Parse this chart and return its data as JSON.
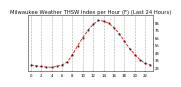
{
  "title": "Milwaukee Weather THSW Index per Hour (F) (Last 24 Hours)",
  "hours": [
    0,
    1,
    2,
    3,
    4,
    5,
    6,
    7,
    8,
    9,
    10,
    11,
    12,
    13,
    14,
    15,
    16,
    17,
    18,
    19,
    20,
    21,
    22,
    23
  ],
  "values": [
    28,
    27,
    26,
    25,
    25,
    26,
    28,
    32,
    42,
    54,
    65,
    75,
    83,
    88,
    87,
    84,
    78,
    70,
    60,
    50,
    42,
    35,
    30,
    28
  ],
  "line_color": "#ff0000",
  "marker_color": "#222222",
  "bg_color": "#ffffff",
  "plot_bg_color": "#ffffff",
  "grid_color": "#aaaaaa",
  "ylim": [
    20,
    95
  ],
  "yticks": [
    25,
    35,
    45,
    55,
    65,
    75,
    85
  ],
  "ytick_labels": [
    "25",
    "35",
    "45",
    "55",
    "65",
    "75",
    "85"
  ],
  "xtick_hours": [
    0,
    2,
    4,
    6,
    8,
    10,
    12,
    14,
    16,
    18,
    20,
    22
  ],
  "xtick_labels": [
    "0",
    "2",
    "4",
    "6",
    "8",
    "10",
    "12",
    "14",
    "16",
    "18",
    "20",
    "22"
  ],
  "title_fontsize": 3.8,
  "tick_fontsize": 2.8,
  "yaxis_side": "right"
}
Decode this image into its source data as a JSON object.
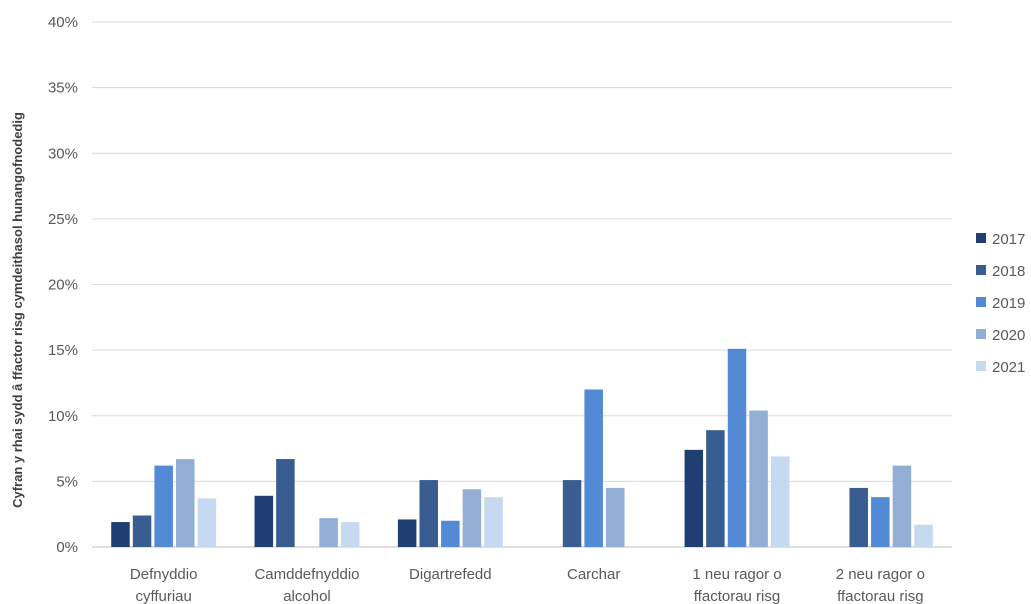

** WHAT YOU ARE ASKED TO DO **
List the lines of the material in which the word "data" occurs.

** ANSWER FOR THIS EXERCISE **
Parse this chart and return its data as JSON.
Decode this image into its source data as a JSON object.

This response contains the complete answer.